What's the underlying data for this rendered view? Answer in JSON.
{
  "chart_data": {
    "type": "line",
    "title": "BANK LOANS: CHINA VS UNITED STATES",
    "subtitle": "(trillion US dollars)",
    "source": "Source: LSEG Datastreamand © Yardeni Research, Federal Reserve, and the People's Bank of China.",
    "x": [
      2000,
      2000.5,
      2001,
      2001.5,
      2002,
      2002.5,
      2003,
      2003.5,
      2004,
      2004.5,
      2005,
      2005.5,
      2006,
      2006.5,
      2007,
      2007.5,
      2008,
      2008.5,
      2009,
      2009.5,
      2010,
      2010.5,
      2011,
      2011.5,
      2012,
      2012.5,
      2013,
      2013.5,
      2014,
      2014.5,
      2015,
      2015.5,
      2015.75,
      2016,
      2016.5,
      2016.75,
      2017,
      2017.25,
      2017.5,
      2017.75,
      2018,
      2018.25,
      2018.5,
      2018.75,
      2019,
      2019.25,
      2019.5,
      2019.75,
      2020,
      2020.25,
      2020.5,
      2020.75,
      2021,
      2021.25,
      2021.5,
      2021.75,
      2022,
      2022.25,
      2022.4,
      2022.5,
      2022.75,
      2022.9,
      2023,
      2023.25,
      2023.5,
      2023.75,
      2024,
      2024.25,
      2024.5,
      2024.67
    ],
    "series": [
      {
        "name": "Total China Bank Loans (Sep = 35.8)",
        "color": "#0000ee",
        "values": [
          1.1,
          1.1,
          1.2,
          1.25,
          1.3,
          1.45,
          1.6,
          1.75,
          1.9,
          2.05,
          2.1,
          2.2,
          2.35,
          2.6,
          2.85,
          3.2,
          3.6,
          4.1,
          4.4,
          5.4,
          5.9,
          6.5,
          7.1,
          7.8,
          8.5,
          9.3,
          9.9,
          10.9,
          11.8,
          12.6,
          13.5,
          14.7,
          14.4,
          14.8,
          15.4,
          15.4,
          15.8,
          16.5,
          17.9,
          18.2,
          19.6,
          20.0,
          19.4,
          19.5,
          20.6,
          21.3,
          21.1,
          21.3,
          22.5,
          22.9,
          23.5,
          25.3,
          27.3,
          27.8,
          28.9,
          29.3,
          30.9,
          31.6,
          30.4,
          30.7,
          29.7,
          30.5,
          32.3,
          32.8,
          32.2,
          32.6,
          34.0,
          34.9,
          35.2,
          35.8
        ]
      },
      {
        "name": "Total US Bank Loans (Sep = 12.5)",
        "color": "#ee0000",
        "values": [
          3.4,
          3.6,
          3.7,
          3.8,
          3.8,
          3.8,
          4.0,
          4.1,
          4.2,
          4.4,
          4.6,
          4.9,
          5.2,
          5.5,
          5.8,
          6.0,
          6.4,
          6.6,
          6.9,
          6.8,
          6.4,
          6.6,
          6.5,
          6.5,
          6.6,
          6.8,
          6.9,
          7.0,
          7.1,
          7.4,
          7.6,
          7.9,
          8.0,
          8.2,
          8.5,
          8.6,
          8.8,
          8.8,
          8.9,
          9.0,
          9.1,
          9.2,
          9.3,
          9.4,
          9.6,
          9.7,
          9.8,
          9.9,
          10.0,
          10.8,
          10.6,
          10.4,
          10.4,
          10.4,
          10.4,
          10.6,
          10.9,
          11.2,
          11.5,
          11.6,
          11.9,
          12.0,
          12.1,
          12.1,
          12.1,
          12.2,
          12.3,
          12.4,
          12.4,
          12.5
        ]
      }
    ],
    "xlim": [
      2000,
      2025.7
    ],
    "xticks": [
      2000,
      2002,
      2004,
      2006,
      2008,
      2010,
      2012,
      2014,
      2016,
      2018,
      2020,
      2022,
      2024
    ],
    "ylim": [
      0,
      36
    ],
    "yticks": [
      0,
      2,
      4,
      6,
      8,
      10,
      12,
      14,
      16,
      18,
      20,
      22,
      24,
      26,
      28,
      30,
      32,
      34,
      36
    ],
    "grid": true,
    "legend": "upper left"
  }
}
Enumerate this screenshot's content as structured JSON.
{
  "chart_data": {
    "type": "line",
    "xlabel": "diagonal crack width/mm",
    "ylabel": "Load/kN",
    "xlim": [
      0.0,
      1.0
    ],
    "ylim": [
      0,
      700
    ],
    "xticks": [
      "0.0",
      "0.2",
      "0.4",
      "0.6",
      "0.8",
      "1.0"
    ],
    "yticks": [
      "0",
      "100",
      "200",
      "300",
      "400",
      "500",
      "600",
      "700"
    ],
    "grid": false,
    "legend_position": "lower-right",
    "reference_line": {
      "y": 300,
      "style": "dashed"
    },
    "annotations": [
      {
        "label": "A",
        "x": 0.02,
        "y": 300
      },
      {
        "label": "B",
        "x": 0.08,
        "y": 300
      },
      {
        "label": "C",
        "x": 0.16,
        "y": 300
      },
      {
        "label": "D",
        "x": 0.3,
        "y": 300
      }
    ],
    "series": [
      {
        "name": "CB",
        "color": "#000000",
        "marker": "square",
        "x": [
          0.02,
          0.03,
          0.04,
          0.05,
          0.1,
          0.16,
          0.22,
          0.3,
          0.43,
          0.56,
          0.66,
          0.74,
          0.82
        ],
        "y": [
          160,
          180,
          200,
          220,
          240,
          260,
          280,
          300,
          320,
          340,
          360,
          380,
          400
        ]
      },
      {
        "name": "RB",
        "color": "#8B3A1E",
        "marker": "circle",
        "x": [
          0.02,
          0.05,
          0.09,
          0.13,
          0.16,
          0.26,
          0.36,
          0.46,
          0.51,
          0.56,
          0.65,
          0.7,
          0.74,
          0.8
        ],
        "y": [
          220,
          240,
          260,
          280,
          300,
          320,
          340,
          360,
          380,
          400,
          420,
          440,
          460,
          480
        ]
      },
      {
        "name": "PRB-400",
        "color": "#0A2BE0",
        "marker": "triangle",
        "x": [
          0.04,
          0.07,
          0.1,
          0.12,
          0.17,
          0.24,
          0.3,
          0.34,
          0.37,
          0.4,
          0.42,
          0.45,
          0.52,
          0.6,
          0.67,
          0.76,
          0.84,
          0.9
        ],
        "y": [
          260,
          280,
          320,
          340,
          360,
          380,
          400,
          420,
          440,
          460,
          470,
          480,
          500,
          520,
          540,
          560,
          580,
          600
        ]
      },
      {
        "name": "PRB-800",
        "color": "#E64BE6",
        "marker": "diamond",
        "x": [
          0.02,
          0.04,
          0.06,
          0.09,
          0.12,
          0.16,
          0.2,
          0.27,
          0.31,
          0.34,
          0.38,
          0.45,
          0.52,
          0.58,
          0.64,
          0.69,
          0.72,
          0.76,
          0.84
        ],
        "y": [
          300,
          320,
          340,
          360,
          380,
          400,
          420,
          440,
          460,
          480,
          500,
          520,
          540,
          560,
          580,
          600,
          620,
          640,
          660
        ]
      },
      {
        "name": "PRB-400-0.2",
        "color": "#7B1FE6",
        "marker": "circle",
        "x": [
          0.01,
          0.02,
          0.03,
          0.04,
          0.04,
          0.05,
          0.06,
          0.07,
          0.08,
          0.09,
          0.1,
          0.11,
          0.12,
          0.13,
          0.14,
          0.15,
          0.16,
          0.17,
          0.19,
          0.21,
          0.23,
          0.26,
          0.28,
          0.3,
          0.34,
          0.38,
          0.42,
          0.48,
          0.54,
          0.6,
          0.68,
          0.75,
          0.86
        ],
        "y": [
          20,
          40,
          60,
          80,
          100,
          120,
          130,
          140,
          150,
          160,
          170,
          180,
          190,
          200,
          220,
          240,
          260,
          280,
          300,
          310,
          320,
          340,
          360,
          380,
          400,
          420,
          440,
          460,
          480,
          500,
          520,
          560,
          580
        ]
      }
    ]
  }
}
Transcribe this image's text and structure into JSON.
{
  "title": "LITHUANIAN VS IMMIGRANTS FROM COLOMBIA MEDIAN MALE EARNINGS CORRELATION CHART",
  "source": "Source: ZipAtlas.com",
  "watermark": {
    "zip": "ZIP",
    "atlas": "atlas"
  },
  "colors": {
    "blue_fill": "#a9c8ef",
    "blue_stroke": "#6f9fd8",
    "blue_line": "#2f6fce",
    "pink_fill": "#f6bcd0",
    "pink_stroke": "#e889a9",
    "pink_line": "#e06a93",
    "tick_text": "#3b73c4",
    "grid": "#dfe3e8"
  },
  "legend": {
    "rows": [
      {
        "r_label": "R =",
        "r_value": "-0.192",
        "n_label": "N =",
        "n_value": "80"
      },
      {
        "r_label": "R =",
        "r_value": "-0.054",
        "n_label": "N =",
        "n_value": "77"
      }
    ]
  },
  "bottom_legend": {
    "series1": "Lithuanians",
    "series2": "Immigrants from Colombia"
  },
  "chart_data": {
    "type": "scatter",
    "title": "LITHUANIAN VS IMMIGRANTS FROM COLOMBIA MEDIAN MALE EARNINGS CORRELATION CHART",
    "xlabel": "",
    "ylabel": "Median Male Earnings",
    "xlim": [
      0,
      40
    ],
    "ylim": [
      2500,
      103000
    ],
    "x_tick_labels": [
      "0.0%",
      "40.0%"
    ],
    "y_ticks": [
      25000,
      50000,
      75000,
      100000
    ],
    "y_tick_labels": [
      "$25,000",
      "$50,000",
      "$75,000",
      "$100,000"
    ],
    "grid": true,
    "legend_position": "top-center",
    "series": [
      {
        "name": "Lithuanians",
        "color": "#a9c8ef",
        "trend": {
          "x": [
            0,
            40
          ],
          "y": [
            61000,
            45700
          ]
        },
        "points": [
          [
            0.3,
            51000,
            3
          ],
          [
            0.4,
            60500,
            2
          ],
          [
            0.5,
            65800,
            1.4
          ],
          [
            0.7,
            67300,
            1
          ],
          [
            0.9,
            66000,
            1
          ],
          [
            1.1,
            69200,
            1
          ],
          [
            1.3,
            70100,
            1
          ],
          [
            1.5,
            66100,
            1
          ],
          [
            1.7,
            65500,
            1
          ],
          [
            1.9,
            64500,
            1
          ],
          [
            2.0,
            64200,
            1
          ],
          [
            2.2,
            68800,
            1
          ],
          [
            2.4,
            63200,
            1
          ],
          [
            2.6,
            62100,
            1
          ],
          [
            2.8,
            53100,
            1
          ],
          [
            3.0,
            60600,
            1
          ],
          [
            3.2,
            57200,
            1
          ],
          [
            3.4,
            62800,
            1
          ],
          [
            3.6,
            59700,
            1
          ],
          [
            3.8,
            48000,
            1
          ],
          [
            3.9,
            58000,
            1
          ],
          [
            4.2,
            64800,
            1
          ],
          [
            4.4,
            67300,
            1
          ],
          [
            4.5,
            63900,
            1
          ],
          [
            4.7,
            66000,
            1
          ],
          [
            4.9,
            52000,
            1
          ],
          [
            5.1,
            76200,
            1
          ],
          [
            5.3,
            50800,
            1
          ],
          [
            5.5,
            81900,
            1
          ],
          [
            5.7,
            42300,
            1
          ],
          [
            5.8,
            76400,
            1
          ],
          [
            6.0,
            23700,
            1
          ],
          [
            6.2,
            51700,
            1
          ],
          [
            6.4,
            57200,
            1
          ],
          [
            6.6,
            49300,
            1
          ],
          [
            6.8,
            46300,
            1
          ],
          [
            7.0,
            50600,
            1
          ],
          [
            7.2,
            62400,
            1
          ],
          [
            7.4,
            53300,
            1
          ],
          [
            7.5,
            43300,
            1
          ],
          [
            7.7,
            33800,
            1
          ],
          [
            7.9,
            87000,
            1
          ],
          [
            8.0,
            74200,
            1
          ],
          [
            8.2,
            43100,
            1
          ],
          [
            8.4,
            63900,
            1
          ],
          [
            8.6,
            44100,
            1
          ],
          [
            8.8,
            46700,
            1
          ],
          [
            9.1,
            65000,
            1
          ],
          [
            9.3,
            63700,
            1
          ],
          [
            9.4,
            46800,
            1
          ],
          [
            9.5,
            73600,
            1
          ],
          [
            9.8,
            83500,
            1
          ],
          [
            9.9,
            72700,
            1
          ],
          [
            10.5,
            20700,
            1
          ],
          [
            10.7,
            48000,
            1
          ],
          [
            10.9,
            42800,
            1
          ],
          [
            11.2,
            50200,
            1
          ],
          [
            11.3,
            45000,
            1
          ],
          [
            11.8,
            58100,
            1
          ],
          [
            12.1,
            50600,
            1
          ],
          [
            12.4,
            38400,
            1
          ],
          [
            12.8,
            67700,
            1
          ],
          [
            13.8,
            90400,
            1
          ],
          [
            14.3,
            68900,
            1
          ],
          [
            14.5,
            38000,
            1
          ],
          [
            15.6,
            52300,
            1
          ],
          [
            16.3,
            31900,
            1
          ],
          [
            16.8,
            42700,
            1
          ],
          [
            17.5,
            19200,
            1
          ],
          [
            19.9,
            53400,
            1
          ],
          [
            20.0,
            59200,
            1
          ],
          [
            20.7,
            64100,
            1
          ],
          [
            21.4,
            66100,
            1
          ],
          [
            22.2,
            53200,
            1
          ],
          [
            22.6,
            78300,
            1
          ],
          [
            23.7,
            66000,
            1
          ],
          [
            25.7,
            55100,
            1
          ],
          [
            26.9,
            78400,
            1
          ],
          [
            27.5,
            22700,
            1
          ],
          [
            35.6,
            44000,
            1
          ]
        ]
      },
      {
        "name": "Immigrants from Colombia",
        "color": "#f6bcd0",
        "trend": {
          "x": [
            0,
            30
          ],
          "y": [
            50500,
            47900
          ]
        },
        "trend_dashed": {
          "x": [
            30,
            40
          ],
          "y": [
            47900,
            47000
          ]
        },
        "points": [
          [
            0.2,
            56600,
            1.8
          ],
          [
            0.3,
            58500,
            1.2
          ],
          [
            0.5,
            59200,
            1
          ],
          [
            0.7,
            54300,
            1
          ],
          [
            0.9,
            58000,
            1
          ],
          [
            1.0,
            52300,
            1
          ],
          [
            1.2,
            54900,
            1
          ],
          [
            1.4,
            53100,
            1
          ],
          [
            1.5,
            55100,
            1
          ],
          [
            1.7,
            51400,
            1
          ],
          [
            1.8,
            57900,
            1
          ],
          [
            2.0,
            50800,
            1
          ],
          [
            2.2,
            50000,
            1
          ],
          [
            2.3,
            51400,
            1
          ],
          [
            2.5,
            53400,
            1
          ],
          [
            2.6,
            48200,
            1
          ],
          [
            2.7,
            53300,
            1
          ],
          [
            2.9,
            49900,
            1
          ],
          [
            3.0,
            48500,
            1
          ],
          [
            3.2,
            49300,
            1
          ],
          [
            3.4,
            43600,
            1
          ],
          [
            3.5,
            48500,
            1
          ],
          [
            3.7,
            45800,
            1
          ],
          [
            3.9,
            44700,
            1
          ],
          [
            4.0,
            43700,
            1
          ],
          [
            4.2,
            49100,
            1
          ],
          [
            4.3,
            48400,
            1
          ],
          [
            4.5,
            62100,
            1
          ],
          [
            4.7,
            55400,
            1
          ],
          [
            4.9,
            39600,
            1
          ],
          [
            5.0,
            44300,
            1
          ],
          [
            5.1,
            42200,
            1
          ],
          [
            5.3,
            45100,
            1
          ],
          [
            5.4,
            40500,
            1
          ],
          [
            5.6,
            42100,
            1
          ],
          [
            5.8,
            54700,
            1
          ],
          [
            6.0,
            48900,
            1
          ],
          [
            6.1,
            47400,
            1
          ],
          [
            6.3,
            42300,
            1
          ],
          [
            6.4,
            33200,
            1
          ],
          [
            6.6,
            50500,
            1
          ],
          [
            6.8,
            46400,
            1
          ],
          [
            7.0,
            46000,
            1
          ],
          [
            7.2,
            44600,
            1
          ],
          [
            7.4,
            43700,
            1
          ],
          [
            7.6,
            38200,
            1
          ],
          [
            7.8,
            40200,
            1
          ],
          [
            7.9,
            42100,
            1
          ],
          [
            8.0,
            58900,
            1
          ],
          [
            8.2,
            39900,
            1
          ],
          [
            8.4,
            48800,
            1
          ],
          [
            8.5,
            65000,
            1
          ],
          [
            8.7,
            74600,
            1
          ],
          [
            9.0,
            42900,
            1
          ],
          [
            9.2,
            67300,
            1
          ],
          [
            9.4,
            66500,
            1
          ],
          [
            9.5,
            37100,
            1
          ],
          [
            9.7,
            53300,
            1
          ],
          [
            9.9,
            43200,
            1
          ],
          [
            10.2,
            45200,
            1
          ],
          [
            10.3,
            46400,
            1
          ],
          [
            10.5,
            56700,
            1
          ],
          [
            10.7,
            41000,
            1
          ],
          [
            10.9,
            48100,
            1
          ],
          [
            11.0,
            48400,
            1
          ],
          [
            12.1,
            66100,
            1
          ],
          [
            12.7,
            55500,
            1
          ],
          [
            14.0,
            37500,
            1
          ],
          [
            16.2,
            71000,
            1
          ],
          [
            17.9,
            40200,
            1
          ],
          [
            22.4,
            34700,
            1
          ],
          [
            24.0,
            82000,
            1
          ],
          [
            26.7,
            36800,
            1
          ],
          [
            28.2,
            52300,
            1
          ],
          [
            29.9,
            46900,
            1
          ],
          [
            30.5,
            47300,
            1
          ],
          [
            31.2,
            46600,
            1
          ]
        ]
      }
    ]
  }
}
# # # # # # #
EXERCISE BRIEF = Return each line with "Source".

SOLVED EXERCISE =
    "source": "Source: LSEG Datastreamand © Yardeni Research, Federal Reserve, and the People's Bank of China.",
  "source": "Source: ZipAtlas.com",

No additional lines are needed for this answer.